Instructions for the task: Repeat, exactly and completely, the material that follows. Omit the pictures.

[Saved data entries]
....................

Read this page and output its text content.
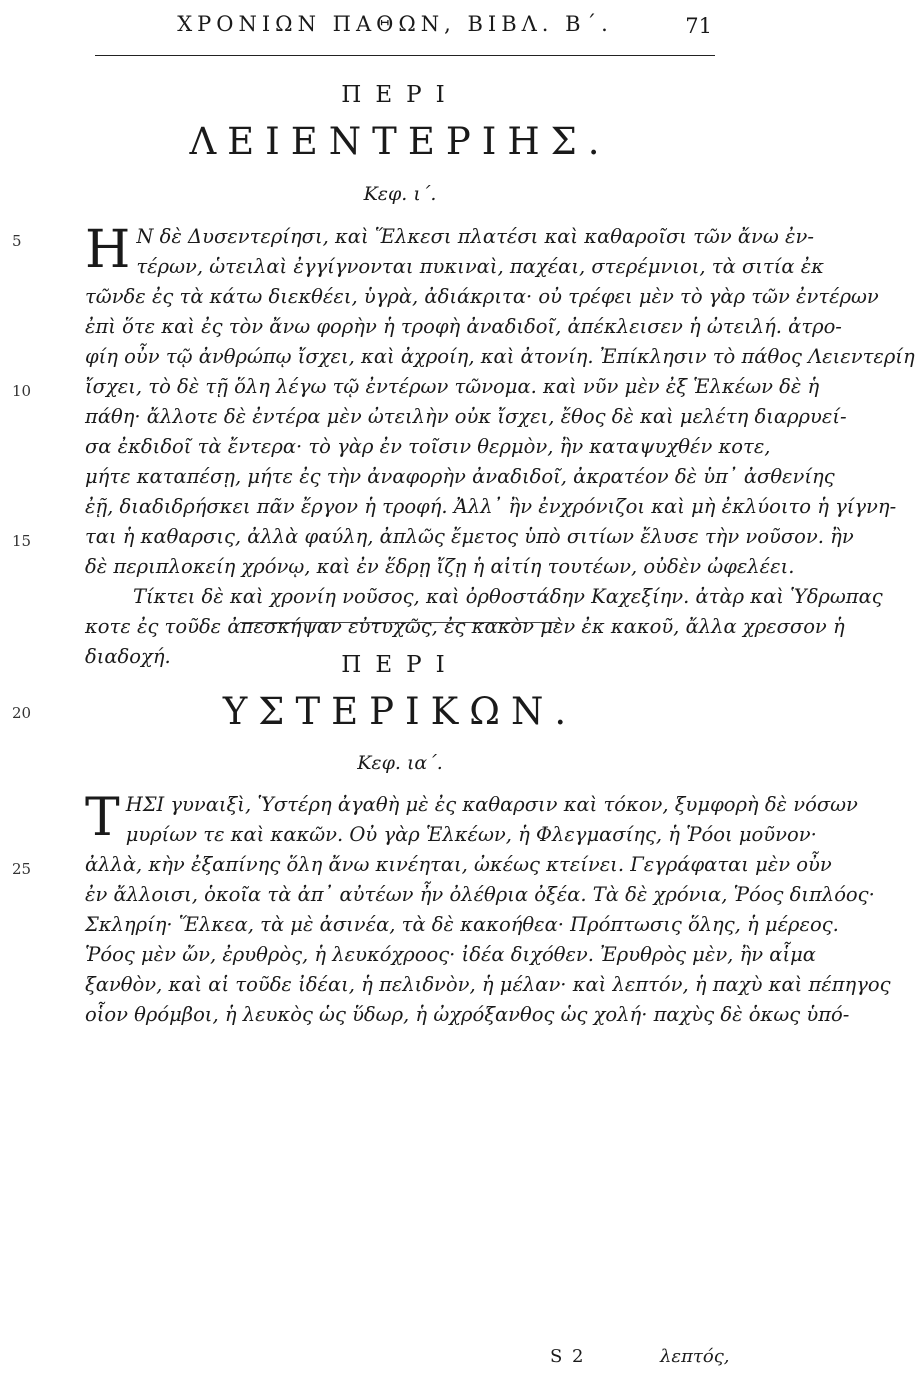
ΧΡΟΝΙΩΝ ΠΑΘΩΝ, ΒΙΒΛ. Β΄.	71
ΠΕΡΙ
ΛΕΙΕΝΤΕΡΙΗΣ.
Κεφ. ι΄.
Η Ν δὲ Δυσεντερίησι, καὶ Ἕλκεσι πλατέσι καὶ καθαροῖσι τῶν ἄνω ἐν-
τέρων, ὡτειλαὶ ἐγγίγνονται πυκιναὶ, παχέαι, στερέμνιοι, τὰ σιτία ἐκ
τῶνδε ἐς τὰ κάτω διεκθέει, ὑγρὰ, ἀδιάκριτα· οὐ τρέφει μὲν τὸ γὰρ τῶν ἐντέρων
ἐπὶ ὅτε καὶ ἐς τὸν ἄνω φορὴν ἡ τροφὴ ἀναδιδοῖ, ἀπέκλεισεν ἡ ὠτειλή. ἀτρο-
φίη οὖν τῷ ἀνθρώπῳ ἴσχει, καὶ ἀχροίη, καὶ ἀτονίη. Ἐπίκλησιν τὸ πάθος Λειεντερίη
ἴσχει, τὸ δὲ τῇ ὅλη λέγω τῷ ἐντέρων τῶνομα. καὶ νῦν μὲν ἐξ Ἑλκέων δὲ ἡ
πάθη· ἄλλοτε δὲ ἐντέρα μὲν ὠτειλὴν οὐκ ἴσχει, ἔθος δὲ καὶ μελέτη διαρρυεί-
σα ἐκδιδοῖ τὰ ἔντερα· τὸ γὰρ ἐν τοῖσιν θερμὸν, ἢν καταψυχθέν κοτε,
μήτε καταπέσῃ, μήτε ἐς τὴν ἀναφορὴν ἀναδιδοῖ, ἀκρατέον δὲ ὑπ᾽ ἀσθενίης
ἐῇ, διαδιδρήσκει πᾶν ἔργον ἡ τροφή. Ἀλλ᾽ ἢν ἐνχρόνιζοι καὶ μὴ ἐκλύοιτο ἡ γίγνη-
ται ἡ καθαρσις, ἀλλὰ φαύλη, ἀπλῶς ἔμετος ὑπὸ σιτίων ἔλυσε τὴν νοῦσον. ἢν
δὲ περιπλοκείη χρόνῳ, καὶ ἐν ἕδρῃ ἴζῃ ἡ αἰτίη τουτέων, οὐδὲν ὠφελέει.
Τίκτει δὲ καὶ χρονίη νοῦσος, καὶ ὀρθοστάδην Καχεξίην. ἀτὰρ καὶ Ὑδρωπας
κοτε ἐς τοῦδε ἀπεσκήψαν εὐτυχῶς, ἐς κακὸν μὲν ἐκ κακοῦ, ἄλλα χρεσσον ἡ
διαδοχή.	ΠΕΡΙ
ΥΣΤΕΡΙΚΩΝ.
Κεφ. ια΄.
Τ ΗΣΙ γυναιξὶ, Ὑστέρη ἀγαθὴ μὲ ἐς καθαρσιν καὶ τόκον, ξυμφορὴ δὲ νόσων
μυρίων τε καὶ κακῶν. Οὐ γὰρ Ἑλκέων, ἡ Φλεγμασίης, ἡ Ῥόοι μοῦνον·
ἀλλὰ, κὴν ἐξαπίνης ὅλη ἄνω κινέηται, ὠκέως κτείνει. Γεγράφαται μὲν οὖν
ἐν ἄλλοισι, ὁκοῖα τὰ ἀπ᾽ αὐτέων ἦν ὀλέθρια ὀξέα. Τὰ δὲ χρόνια, Ῥόος διπλόος·
Σκληρίη· Ἕλκεα, τὰ μὲ ἀσινέα, τὰ δὲ κακοήθεα· Πρόπτωσις ὅλης, ἡ μέρεος.
Ῥόος μὲν ὤν, ἐρυθρὸς, ἡ λευκόχροος· ἰδέα διχόθεν. Ἐρυθρὸς μὲν, ἢν αἷμα
ξανθὸν, καὶ αἱ τοῦδε ἰδέαι, ἡ πελιδνὸν, ἡ μέλαν· καὶ λεπτόν, ἡ παχὺ καὶ πέπηγος
οἷον θρόμβοι, ἡ λευκὸς ὡς ὕδωρ, ἡ ὠχρόξανθος ὡς χολή· παχὺς δὲ ὁκως ὑπό-
5
10
15
20
25
S 2	λεπτός,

....................

Exercise answer:
Read this page and output its text content.
ΧΡΟΝΙΩΝ ΠΑΘΩΝ, ΒΙΒΛ. Β΄.	71
ΠΕΡΙ
ΛΕΙΕΝΤΕΡΙΗΣ.
Κεφ. ι΄.
Η Ν δὲ Δυσεντερίησι, καὶ Ἕλκεσι πλατέσι καὶ καθαροῖσι τῶν ἄνω ἐν-
τέρων, ὡτειλαὶ ἐγγίγνονται πυκιναὶ, παχέαι, στερέμνιοι, τὰ σιτία ἐκ
τῶνδε ἐς τὰ κάτω διεκθέει, ὑγρὰ, ἀδιάκριτα· οὐ τρέφει μὲν τὸ γὰρ τῶν ἐντέρων
ἐπὶ ὅτε καὶ ἐς τὸν ἄνω φορὴν ἡ τροφὴ ἀναδιδοῖ, ἀπέκλεισεν ἡ ὠτειλή. ἀτρο-
φίη οὖν τῷ ἀνθρώπῳ ἴσχει, καὶ ἀχροίη, καὶ ἀτονίη. Ἐπίκλησιν τὸ πάθος Λειεντερίη
ἴσχει, τὸ δὲ τῇ ὅλη λέγω τῷ ἐντέρων τῶνομα. καὶ νῦν μὲν ἐξ Ἑλκέων δὲ ἡ
πάθη· ἄλλοτε δὲ ἐντέρα μὲν ὠτειλὴν οὐκ ἴσχει, ἔθος δὲ καὶ μελέτη διαρρυεί-
σα ἐκδιδοῖ τὰ ἔντερα· τὸ γὰρ ἐν τοῖσιν θερμὸν, ἢν καταψυχθέν κοτε,
μήτε καταπέσῃ, μήτε ἐς τὴν ἀναφορὴν ἀναδιδοῖ, ἀκρατέον δὲ ὑπ᾽ ἀσθενίης
ἐῇ, διαδιδρήσκει πᾶν ἔργον ἡ τροφή. Ἀλλ᾽ ἢν ἐνχρόνιζοι καὶ μὴ ἐκλύοιτο ἡ γίγνη-
ται ἡ καθαρσις, ἀλλὰ φαύλη, ἀπλῶς ἔμετος ὑπὸ σιτίων ἔλυσε τὴν νοῦσον. ἢν
δὲ περιπλοκείη χρόνῳ, καὶ ἐν ἕδρῃ ἴζῃ ἡ αἰτίη τουτέων, οὐδὲν ὠφελέει.
Τίκτει δὲ καὶ χρονίη νοῦσος, καὶ ὀρθοστάδην Καχεξίην. ἀτὰρ καὶ Ὑδρωπας
κοτε ἐς τοῦδε ἀπεσκήψαν εὐτυχῶς, ἐς κακὸν μὲν ἐκ κακοῦ, ἄλλα χρεσσον ἡ
διαδοχή.	ΠΕΡΙ
ΥΣΤΕΡΙΚΩΝ.
Κεφ. ια΄.
Τ ΗΣΙ γυναιξὶ, Ὑστέρη ἀγαθὴ μὲ ἐς καθαρσιν καὶ τόκον, ξυμφορὴ δὲ νόσων
μυρίων τε καὶ κακῶν. Οὐ γὰρ Ἑλκέων, ἡ Φλεγμασίης, ἡ Ῥόοι μοῦνον·
ἀλλὰ, κὴν ἐξαπίνης ὅλη ἄνω κινέηται, ὠκέως κτείνει. Γεγράφαται μὲν οὖν
ἐν ἄλλοισι, ὁκοῖα τὰ ἀπ᾽ αὐτέων ἦν ὀλέθρια ὀξέα. Τὰ δὲ χρόνια, Ῥόος διπλόος·
Σκληρίη· Ἕλκεα, τὰ μὲ ἀσινέα, τὰ δὲ κακοήθεα· Πρόπτωσις ὅλης, ἡ μέρεος.
Ῥόος μὲν ὤν, ἐρυθρὸς, ἡ λευκόχροος· ἰδέα διχόθεν. Ἐρυθρὸς μὲν, ἢν αἷμα
ξανθὸν, καὶ αἱ τοῦδε ἰδέαι, ἡ πελιδνὸν, ἡ μέλαν· καὶ λεπτόν, ἡ παχὺ καὶ πέπηγος
οἷον θρόμβοι, ἡ λευκὸς ὡς ὕδωρ, ἡ ὠχρόξανθος ὡς χολή· παχὺς δὲ ὁκως ὑπό-
5
10
15
20
25
S 2	λεπτός,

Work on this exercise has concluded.